### EXERCISE TASK
Don't copy the pictures; return every other part of the records exactly.

### STORED DATA

|---|

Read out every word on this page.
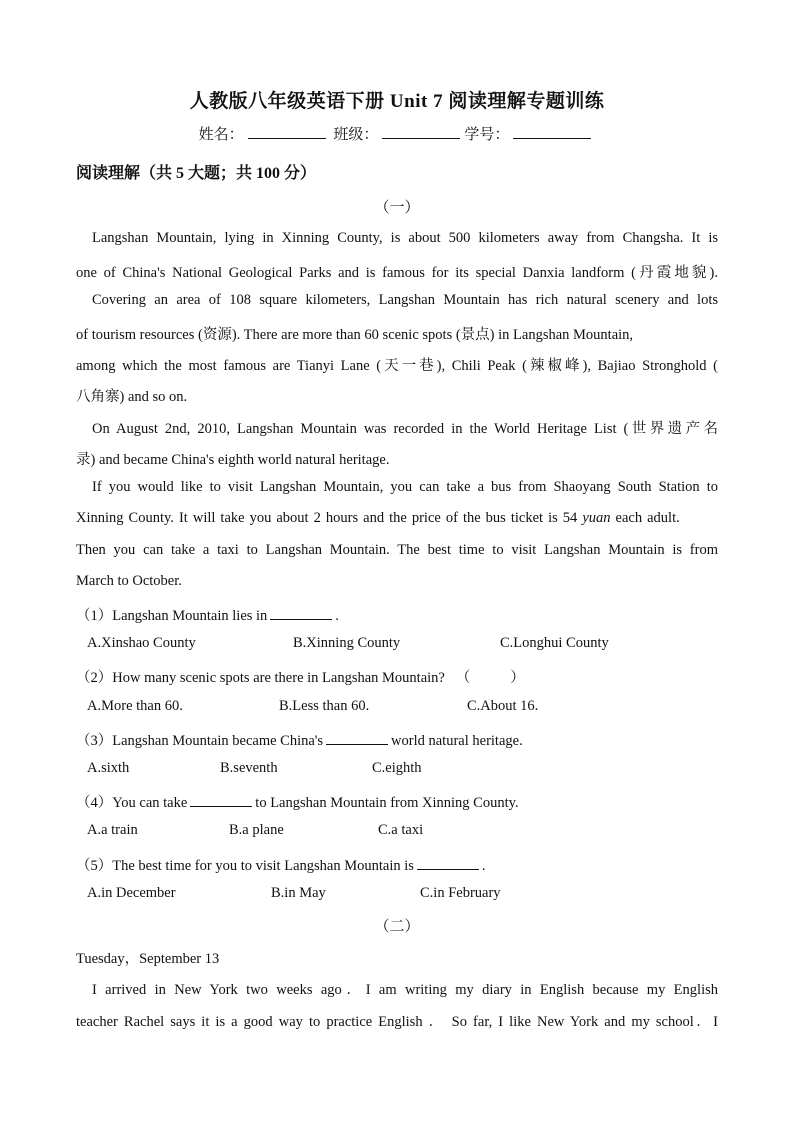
人教版八年级英语下册 Unit 7 阅读理解专题训练
姓名：	班级：	学号：
阅读理解（共 5 大题；共 100 分）
（一）
Langshan Mountain, lying in Xinning County, is about 500 kilometers away from Changsha. It is
one of China's National Geological Parks and is famous for its special Danxia landform (丹霞地貌).
Covering an area of 108 square kilometers, Langshan Mountain has rich natural scenery and lots
of tourism resources (资源). There are more than 60 scenic spots (景点) in Langshan Mountain,
among which the most famous are Tianyi Lane (天一巷), Chili Peak (辣椒峰), Bajiao Stronghold (
八角寨) and so on.
On August 2nd, 2010, Langshan Mountain was recorded in the World Heritage List (世界遗产名
录) and became China's eighth world natural heritage.
If you would like to visit Langshan Mountain, you can take a bus from Shaoyang South Station to
Xinning County. It will take you about 2 hours and the price of the bus ticket is 54 yuan each adult.
Then you can take a taxi to Langshan Mountain. The best time to visit Langshan Mountain is from
March to October.
（1）Langshan Mountain lies in	.
A.Xinshao County	B.Xinning County	C.Longhui County
（2）How many scenic spots are there in Langshan Mountain? （	）
A.More than 60.	B.Less than 60.	C.About 16.
（3）Langshan Mountain became China's	world natural heritage.
A.sixth	B.seventh	C.eighth
（4）You can take	to Langshan Mountain from Xinning County.
A.a train	B.a plane	C.a taxi
（5）The best time for you to visit Langshan Mountain is	.
A.in December	B.in May	C.in February
（二）
Tuesday，September 13
I arrived in New York two weeks ago．I am writing my diary in English because my English
teacher Rachel says it is a good way to practice English ． So far, I like New York and my school．I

|---|

### RESULT OF THIS TASK
Read out every word on this page.
人教版八年级英语下册 Unit 7 阅读理解专题训练
姓名：	班级：	学号：
阅读理解（共 5 大题；共 100 分）
（一）
Langshan Mountain, lying in Xinning County, is about 500 kilometers away from Changsha. It is
one of China's National Geological Parks and is famous for its special Danxia landform (丹霞地貌).
Covering an area of 108 square kilometers, Langshan Mountain has rich natural scenery and lots
of tourism resources (资源). There are more than 60 scenic spots (景点) in Langshan Mountain,
among which the most famous are Tianyi Lane (天一巷), Chili Peak (辣椒峰), Bajiao Stronghold (
八角寨) and so on.
On August 2nd, 2010, Langshan Mountain was recorded in the World Heritage List (世界遗产名
录) and became China's eighth world natural heritage.
If you would like to visit Langshan Mountain, you can take a bus from Shaoyang South Station to
Xinning County. It will take you about 2 hours and the price of the bus ticket is 54 yuan each adult.
Then you can take a taxi to Langshan Mountain. The best time to visit Langshan Mountain is from
March to October.
（1）Langshan Mountain lies in	.
A.Xinshao County	B.Xinning County	C.Longhui County
（2）How many scenic spots are there in Langshan Mountain? （	）
A.More than 60.	B.Less than 60.	C.About 16.
（3）Langshan Mountain became China's	world natural heritage.
A.sixth	B.seventh	C.eighth
（4）You can take	to Langshan Mountain from Xinning County.
A.a train	B.a plane	C.a taxi
（5）The best time for you to visit Langshan Mountain is	.
A.in December	B.in May	C.in February
（二）
Tuesday，September 13
I arrived in New York two weeks ago．I am writing my diary in English because my English
teacher Rachel says it is a good way to practice English ． So far, I like New York and my school．I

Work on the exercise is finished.